REQUIRED WORK
Reproduce all of the records exactly.
start DATA SHOWN
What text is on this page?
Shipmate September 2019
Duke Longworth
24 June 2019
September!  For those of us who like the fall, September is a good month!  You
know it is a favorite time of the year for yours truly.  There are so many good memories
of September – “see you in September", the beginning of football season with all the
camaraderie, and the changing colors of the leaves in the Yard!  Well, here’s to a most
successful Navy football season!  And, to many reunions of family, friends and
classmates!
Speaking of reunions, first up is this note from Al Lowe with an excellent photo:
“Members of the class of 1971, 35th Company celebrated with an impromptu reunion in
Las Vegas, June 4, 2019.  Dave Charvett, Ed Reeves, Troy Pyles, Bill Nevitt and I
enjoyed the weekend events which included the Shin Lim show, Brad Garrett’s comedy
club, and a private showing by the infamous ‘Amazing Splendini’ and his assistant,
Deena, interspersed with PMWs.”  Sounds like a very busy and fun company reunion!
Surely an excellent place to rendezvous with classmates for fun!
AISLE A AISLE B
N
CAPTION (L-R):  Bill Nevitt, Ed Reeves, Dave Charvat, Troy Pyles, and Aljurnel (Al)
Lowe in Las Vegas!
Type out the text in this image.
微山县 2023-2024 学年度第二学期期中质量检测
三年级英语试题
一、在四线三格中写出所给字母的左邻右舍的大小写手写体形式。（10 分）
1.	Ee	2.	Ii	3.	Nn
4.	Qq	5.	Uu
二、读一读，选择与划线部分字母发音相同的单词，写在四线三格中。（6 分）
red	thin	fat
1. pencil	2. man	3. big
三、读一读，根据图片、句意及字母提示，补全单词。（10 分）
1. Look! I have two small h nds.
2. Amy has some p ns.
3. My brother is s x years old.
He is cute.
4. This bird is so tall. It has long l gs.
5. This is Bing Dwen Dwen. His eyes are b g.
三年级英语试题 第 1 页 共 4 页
end DATA SHOWN
OUTPUT
What text is on this page?
Shipmate September 2019
Duke Longworth
24 June 2019
September!  For those of us who like the fall, September is a good month!  You
know it is a favorite time of the year for yours truly.  There are so many good memories
of September – “see you in September", the beginning of football season with all the
camaraderie, and the changing colors of the leaves in the Yard!  Well, here’s to a most
successful Navy football season!  And, to many reunions of family, friends and
classmates!
Speaking of reunions, first up is this note from Al Lowe with an excellent photo:
“Members of the class of 1971, 35th Company celebrated with an impromptu reunion in
Las Vegas, June 4, 2019.  Dave Charvett, Ed Reeves, Troy Pyles, Bill Nevitt and I
enjoyed the weekend events which included the Shin Lim show, Brad Garrett’s comedy
club, and a private showing by the infamous ‘Amazing Splendini’ and his assistant,
Deena, interspersed with PMWs.”  Sounds like a very busy and fun company reunion!
Surely an excellent place to rendezvous with classmates for fun!
AISLE A AISLE B
N
CAPTION (L-R):  Bill Nevitt, Ed Reeves, Dave Charvat, Troy Pyles, and Aljurnel (Al)
Lowe in Las Vegas!
Type out the text in this image.
微山县 2023-2024 学年度第二学期期中质量检测
三年级英语试题
一、在四线三格中写出所给字母的左邻右舍的大小写手写体形式。（10 分）
1.	Ee	2.	Ii	3.	Nn
4.	Qq	5.	Uu
二、读一读，选择与划线部分字母发音相同的单词，写在四线三格中。（6 分）
red	thin	fat
1. pencil	2. man	3. big
三、读一读，根据图片、句意及字母提示，补全单词。（10 分）
1. Look! I have two small h nds.
2. Amy has some p ns.
3. My brother is s x years old.
He is cute.
4. This bird is so tall. It has long l gs.
5. This is Bing Dwen Dwen. His eyes are b g.
三年级英语试题 第 1 页 共 4 页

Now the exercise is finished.